▶ [Passage]

From: Jonathan Lewis <jonathan_at_jlcomp.demon.co.uk>
Date: Sun, 11 Jul 2004 11:51:45 +0000 (UTC)
Message-ID: <ccr9kg$qrt$1@titan.btinternet.com>

Bear in mind the OP had a query:

    select {columns} from {table}
    where id in {list of values}

  1. Oracle is perfectly capable of executing this as: in-list iterator table access by rowid index unique key by unique key.

    The requirement to search a linear list does not exist.     I suspect you are thinking of the case:

        acquire a row from the table (by tablescan ?)
        check if row matches with anything in the list.
    which would probably appear in Oracle as the plan
        Filter
            tablescan

    (In passing, there are various places in the code     where an execution plan may 'indicate' an o(n)     algorithm is running, when really an o(log(n)) algorithm     has been used.

b) Oracle sorts a literal list before starting the

    iteration - this eliminates duplicate work     early on, and introduces an element of     optimisation at the index level because of     caching effects. (Not a truly significant     benefit, perhaps, but it is there).

▶ [Data section]
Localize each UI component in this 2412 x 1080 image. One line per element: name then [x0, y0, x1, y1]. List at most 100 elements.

▶ [What to work on]
1. Retype the Oracle in-list post word for word, starting at "which would probably" and ending at "algorithm     has been used.".
2. Check each statement against the Oracle in-list post and answer yes or no, quoting the words from the post that decide it: (a) Oracle sorts a literal list before it begins the iteration. (b) The writer holds that a linear list must be searched. (c) The query from the OP filters rows where id is in a list of values.
3. Carry on the Oracle in-list post from its last sentence.
The listing plays no part in the work here.

▶ [Answer set]
1.
which would probably appear in Oracle as the plan
        Filter
            tablescan

    (In passing, there are various places in the code     where an execution plan may 'indicate' an o(n)     algorithm is running, when really an o(log(n)) algorithm     has been used.

2.
(a) Yes: "Oracle sorts a literal list before starting the"
(b) No: "The requirement to search a linear list does not exist."
(c) Yes: "where id in {list of values}"

3.
c) How would you go about rewriting this

    query as an 'exists' query ?

d) How could this query be any less efficient

    than 20,000 table accesses by primary key.     (In fact, for reasons of latching, pinning, and     network round-trips, it would be more efficient).

e) With regard to your comment about hashing -

    if the target table is a single-table hash cluster,     then you can forget about the path in (a), Oracle     will happily do a similar thing, but access unique     rows in the hash cluster by hash value.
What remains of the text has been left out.